Goal of the exercise: From the listing, collect all lines containing the word "BLACK".
____ Material to process
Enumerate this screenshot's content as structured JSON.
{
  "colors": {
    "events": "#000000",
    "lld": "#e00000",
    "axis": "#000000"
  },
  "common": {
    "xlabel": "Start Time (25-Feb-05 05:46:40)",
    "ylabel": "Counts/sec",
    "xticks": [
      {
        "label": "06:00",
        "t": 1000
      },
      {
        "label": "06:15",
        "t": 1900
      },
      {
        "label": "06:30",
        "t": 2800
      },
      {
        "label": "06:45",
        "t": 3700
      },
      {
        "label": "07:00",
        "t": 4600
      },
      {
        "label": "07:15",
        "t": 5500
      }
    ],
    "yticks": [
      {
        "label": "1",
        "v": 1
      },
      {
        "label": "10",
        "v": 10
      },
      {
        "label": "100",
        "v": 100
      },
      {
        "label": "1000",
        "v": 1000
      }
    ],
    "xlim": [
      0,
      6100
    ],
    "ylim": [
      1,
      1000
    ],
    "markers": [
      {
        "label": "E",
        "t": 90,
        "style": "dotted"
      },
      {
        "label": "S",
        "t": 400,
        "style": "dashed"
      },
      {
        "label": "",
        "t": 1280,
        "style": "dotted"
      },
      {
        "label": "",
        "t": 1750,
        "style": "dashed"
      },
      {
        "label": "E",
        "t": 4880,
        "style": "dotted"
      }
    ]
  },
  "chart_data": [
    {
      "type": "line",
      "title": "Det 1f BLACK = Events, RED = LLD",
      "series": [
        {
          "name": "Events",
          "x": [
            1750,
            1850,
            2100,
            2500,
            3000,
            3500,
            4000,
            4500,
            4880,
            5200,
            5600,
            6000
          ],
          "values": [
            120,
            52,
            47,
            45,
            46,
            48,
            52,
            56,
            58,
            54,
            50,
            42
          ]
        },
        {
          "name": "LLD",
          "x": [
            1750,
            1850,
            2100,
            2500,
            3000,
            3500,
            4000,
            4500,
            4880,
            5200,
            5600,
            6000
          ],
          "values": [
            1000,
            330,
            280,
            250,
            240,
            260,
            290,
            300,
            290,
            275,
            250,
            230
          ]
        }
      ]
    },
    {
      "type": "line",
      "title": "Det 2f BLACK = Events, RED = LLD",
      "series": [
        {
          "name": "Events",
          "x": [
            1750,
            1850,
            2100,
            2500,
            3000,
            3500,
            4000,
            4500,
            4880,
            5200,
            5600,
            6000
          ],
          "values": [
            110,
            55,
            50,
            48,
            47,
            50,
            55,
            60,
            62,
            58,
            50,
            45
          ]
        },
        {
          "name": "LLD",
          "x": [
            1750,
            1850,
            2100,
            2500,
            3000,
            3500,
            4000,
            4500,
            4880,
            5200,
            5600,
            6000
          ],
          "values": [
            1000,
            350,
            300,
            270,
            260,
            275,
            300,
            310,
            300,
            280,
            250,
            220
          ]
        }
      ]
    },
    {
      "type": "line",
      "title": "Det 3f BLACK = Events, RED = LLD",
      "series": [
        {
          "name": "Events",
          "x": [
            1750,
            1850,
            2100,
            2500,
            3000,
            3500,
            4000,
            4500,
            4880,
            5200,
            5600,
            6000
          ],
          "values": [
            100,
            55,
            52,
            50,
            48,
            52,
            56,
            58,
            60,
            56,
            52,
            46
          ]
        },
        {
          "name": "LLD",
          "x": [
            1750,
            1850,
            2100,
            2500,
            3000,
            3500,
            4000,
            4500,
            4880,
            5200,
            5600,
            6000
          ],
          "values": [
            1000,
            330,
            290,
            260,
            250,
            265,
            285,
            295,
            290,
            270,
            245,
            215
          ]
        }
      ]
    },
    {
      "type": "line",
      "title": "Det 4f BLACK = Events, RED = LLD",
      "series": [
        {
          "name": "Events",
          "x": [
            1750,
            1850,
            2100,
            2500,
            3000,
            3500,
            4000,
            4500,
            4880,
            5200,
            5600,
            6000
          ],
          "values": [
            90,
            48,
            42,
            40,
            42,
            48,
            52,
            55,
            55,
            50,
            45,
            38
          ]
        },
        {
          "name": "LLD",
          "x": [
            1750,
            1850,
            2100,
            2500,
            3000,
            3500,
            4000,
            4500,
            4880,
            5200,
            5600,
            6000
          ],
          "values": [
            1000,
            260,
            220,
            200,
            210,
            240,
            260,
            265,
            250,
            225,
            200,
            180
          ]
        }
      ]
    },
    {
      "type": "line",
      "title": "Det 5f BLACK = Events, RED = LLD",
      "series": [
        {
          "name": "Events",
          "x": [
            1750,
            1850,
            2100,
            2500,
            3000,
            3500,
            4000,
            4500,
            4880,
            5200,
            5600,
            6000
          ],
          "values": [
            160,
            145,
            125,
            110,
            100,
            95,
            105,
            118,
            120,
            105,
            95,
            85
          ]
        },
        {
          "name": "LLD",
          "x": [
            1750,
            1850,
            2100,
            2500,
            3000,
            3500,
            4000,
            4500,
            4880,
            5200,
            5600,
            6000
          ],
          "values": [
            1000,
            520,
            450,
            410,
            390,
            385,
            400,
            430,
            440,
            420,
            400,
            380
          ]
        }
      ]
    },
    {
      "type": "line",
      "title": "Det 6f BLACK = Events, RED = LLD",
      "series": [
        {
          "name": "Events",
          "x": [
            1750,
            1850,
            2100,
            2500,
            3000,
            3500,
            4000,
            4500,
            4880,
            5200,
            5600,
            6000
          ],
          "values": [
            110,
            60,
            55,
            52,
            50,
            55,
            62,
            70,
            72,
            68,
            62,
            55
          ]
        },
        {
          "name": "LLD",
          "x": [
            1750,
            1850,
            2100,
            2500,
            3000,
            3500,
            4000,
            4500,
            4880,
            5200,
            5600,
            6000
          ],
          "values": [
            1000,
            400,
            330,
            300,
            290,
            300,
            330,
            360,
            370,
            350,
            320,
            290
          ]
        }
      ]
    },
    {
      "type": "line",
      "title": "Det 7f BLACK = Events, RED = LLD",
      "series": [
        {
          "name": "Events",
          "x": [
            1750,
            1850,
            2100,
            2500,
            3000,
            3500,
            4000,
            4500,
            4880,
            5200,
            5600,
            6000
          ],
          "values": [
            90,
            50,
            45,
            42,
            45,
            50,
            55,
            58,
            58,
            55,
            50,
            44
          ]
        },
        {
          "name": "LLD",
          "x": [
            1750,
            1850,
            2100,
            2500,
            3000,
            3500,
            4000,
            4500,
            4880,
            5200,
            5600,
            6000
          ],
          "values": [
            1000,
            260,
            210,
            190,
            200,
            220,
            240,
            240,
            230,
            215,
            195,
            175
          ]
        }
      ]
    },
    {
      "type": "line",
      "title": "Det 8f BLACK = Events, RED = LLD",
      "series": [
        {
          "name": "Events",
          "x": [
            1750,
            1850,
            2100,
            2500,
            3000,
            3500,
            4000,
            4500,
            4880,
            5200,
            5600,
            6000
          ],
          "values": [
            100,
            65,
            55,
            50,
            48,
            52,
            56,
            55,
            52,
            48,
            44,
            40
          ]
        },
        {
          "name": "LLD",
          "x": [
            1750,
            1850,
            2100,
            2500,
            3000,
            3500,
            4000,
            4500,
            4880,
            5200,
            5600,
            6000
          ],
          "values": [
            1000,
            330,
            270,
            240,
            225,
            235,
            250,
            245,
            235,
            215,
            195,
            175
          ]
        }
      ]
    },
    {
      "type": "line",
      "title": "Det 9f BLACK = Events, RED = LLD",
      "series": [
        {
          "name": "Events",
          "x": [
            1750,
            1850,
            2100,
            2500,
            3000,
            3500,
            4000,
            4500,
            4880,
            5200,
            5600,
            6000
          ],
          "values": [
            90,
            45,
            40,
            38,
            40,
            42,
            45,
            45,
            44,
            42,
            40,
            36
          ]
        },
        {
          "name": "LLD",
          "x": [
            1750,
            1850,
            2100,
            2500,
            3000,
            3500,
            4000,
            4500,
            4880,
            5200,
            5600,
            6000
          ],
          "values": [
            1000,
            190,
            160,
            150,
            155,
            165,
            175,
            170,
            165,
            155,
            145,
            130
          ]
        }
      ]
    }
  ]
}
________
Solution for this problem:
      "title": "Det 1f BLACK = Events, RED = LLD",
      "title": "Det 2f BLACK = Events, RED = LLD",
      "title": "Det 3f BLACK = Events, RED = LLD",
      "title": "Det 4f BLACK = Events, RED = LLD",
      "title": "Det 5f BLACK = Events, RED = LLD",
      "title": "Det 6f BLACK = Events, RED = LLD",
      "title": "Det 7f BLACK = Events, RED = LLD",
      "title": "Det 8f BLACK = Events, RED = LLD",
      "title": "Det 9f BLACK = Events, RED = LLD",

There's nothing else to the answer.